▶ Objective: In the data below, find every line with the string "JSON" and pull it out.

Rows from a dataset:

********************

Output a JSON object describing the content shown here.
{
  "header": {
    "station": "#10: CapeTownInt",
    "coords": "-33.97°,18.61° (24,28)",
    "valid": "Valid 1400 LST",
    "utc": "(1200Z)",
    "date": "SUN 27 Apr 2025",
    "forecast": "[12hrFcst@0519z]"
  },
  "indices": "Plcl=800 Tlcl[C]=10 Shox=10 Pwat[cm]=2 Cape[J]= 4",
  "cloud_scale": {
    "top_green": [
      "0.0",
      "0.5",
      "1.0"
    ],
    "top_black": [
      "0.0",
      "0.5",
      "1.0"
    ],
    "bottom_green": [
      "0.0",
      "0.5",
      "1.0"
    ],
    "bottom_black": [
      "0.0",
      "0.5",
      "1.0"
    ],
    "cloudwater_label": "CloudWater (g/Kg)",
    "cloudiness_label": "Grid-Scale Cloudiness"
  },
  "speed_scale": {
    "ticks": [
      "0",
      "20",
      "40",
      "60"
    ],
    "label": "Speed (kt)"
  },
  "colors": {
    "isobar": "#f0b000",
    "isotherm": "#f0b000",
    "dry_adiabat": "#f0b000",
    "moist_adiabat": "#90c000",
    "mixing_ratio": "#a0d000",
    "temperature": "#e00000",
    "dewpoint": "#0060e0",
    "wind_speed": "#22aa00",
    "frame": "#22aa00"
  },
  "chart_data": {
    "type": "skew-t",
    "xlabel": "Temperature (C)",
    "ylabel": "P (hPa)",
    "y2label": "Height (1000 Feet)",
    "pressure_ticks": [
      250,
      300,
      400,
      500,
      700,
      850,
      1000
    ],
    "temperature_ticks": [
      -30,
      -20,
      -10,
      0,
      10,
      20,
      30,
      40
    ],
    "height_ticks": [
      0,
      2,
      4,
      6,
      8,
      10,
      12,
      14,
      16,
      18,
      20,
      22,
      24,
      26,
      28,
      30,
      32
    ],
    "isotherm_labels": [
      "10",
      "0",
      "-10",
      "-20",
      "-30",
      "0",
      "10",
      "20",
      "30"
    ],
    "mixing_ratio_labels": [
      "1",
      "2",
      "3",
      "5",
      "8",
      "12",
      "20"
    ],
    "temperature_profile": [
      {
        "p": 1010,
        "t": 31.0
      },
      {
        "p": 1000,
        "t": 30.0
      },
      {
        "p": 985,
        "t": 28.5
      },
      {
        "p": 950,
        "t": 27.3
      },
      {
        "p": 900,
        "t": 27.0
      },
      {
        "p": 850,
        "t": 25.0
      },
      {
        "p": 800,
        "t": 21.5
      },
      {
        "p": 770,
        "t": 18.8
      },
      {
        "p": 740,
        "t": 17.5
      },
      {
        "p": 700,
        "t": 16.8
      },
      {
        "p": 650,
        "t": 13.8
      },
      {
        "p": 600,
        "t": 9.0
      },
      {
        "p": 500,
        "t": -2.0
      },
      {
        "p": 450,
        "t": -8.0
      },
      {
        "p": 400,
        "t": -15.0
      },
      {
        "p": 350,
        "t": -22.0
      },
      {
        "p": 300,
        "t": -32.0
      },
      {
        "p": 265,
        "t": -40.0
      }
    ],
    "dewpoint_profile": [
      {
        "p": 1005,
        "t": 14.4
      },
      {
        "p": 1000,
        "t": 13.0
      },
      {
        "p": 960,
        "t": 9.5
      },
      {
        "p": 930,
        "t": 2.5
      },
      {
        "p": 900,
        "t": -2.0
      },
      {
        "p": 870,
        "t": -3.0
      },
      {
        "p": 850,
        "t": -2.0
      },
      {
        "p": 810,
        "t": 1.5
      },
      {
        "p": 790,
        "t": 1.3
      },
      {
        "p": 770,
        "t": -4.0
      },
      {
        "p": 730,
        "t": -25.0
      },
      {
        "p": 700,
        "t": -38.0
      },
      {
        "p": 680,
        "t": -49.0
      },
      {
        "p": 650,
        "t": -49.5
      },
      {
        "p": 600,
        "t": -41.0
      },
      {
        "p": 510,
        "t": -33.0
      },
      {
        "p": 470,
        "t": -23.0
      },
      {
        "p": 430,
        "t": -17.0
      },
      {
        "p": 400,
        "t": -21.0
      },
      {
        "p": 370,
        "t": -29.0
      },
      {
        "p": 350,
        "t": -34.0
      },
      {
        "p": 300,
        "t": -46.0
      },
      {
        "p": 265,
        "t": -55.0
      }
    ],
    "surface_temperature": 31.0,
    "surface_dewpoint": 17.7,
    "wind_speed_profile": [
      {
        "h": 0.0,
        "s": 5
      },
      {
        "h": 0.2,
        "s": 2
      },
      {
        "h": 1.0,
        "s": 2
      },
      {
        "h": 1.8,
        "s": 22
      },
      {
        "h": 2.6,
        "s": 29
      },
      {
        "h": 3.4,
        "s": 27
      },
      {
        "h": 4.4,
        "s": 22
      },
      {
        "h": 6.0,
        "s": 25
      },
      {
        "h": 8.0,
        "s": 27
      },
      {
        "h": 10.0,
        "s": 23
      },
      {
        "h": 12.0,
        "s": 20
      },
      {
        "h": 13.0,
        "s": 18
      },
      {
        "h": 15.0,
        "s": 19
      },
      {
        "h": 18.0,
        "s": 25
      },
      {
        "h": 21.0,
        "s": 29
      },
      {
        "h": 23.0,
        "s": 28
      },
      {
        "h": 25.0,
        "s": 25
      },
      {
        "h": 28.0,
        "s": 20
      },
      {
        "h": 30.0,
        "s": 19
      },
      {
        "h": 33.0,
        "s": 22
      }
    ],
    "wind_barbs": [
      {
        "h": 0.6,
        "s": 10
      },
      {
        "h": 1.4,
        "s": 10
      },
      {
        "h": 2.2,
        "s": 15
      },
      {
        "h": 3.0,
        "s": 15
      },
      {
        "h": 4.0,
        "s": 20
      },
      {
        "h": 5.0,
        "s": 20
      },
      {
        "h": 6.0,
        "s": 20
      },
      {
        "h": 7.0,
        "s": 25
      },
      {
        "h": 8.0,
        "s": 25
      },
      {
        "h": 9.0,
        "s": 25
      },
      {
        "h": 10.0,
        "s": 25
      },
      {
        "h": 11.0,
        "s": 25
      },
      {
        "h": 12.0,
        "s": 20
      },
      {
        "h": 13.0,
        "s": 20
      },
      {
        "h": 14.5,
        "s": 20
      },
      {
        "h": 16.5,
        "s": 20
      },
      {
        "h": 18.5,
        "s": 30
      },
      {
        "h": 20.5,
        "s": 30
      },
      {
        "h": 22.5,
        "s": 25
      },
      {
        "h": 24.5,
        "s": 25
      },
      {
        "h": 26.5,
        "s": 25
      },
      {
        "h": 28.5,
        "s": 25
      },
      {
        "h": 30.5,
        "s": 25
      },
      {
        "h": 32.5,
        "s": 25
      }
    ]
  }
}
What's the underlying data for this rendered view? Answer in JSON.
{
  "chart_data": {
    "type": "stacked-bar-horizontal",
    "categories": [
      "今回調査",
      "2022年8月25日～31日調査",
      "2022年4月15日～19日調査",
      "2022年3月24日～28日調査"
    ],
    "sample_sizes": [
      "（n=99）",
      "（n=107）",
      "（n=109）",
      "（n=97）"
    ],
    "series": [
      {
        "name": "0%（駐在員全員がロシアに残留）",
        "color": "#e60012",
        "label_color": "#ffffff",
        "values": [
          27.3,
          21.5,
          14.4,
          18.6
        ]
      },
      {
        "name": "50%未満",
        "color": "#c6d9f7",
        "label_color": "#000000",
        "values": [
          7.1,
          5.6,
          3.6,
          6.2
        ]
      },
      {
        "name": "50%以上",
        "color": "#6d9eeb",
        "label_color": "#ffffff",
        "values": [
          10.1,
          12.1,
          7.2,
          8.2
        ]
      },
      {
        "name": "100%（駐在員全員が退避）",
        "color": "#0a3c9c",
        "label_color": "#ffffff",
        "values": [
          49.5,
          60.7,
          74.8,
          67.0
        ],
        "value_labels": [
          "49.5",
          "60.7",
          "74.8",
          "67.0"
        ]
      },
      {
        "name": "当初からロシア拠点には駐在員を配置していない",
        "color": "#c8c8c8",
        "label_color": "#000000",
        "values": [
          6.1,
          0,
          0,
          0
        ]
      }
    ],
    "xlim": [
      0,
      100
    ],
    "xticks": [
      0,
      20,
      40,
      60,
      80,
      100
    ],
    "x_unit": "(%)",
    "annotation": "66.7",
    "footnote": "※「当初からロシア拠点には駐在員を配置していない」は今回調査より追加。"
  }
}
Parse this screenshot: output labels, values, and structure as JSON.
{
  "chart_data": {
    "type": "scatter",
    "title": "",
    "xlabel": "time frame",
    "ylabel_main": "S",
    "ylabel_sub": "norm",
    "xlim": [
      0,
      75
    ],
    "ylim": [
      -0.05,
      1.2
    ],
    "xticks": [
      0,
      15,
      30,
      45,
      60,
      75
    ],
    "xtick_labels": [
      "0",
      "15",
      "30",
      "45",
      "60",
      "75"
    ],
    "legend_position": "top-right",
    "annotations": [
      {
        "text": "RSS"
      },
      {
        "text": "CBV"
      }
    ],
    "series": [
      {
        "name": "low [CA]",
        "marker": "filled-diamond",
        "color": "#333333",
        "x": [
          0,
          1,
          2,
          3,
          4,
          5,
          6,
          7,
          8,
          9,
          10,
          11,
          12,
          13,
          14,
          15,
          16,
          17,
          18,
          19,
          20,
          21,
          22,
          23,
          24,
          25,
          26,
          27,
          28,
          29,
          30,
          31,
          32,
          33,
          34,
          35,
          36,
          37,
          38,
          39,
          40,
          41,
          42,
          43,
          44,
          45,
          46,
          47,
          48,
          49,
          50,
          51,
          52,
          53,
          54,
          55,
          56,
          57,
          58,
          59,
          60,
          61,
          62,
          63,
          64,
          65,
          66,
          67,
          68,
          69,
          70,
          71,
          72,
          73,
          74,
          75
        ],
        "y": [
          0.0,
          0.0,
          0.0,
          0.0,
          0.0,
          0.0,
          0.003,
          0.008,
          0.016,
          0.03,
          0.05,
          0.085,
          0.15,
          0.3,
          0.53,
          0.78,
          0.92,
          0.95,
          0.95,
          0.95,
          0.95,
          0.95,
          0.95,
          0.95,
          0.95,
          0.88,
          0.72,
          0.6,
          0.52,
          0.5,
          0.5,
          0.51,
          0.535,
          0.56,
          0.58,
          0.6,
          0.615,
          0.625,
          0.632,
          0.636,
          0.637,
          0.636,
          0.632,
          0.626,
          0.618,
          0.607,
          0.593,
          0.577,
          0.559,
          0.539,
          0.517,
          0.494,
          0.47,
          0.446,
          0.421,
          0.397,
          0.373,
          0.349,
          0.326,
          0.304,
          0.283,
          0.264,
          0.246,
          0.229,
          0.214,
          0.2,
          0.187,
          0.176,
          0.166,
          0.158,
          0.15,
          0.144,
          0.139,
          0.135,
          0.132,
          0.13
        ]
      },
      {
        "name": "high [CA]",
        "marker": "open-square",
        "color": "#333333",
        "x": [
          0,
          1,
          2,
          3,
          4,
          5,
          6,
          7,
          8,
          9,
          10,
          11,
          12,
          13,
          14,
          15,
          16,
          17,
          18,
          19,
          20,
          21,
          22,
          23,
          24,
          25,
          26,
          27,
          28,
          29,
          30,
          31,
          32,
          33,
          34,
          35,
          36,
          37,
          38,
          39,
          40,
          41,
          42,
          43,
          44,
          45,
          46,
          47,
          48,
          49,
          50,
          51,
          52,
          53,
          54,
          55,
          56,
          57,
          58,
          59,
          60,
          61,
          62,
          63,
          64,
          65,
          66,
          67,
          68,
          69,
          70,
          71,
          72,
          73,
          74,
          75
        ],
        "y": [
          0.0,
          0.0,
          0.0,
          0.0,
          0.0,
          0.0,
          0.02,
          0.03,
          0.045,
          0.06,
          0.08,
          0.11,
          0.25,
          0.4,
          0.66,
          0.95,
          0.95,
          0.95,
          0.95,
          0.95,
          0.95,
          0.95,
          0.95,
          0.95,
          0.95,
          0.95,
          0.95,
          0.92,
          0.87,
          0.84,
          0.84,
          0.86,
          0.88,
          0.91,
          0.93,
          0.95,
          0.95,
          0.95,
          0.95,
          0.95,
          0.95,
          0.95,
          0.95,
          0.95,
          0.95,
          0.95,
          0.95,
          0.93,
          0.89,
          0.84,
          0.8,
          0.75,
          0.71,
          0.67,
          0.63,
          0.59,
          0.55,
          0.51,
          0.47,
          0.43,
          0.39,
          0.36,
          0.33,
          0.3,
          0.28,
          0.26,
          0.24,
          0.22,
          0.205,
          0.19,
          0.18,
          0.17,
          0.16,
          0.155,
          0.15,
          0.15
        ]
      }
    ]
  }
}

********************

▶ Task solution:
Output a JSON object describing the content shown here.
What's the underlying data for this rendered view? Answer in JSON.
Parse this screenshot: output labels, values, and structure as JSON.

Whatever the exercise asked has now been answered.